EXERCISE INSTRUCTIONS:
Reproduce every record exactly as it appears, but not the pictures.

Data excerpts
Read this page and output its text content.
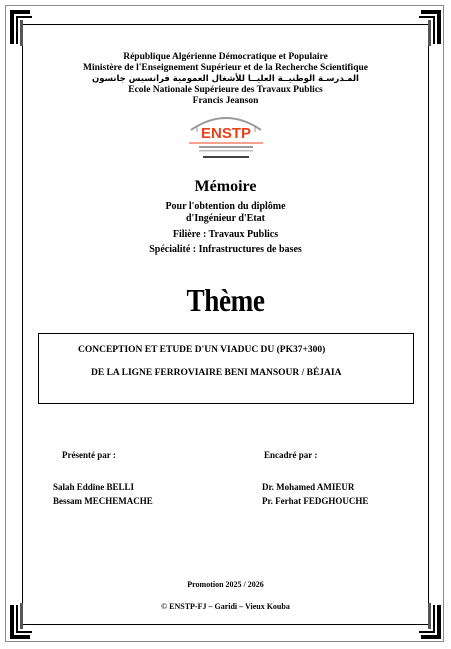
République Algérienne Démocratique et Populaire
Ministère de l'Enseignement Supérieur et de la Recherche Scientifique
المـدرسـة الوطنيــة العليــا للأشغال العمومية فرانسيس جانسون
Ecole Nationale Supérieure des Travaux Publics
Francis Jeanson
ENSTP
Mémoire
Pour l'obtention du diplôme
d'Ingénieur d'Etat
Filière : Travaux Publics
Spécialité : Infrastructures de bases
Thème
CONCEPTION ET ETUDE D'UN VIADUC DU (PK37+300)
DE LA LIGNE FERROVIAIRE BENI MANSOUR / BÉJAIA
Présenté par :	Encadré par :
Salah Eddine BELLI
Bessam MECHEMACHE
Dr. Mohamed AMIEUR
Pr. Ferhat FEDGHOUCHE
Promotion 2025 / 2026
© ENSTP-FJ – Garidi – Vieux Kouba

OUTPUT FOR THIS EXERCISE:
Read this page and output its text content.
République Algérienne Démocratique et Populaire
Ministère de l'Enseignement Supérieur et de la Recherche Scientifique
المـدرسـة الوطنيــة العليــا للأشغال العمومية فرانسيس جانسون
Ecole Nationale Supérieure des Travaux Publics
Francis Jeanson
ENSTP
Mémoire
Pour l'obtention du diplôme
d'Ingénieur d'Etat
Filière : Travaux Publics
Spécialité : Infrastructures de bases
Thème
CONCEPTION ET ETUDE D'UN VIADUC DU (PK37+300)
DE LA LIGNE FERROVIAIRE BENI MANSOUR / BÉJAIA
Présenté par :	Encadré par :
Salah Eddine BELLI
Bessam MECHEMACHE
Dr. Mohamed AMIEUR
Pr. Ferhat FEDGHOUCHE
Promotion 2025 / 2026
© ENSTP-FJ – Garidi – Vieux Kouba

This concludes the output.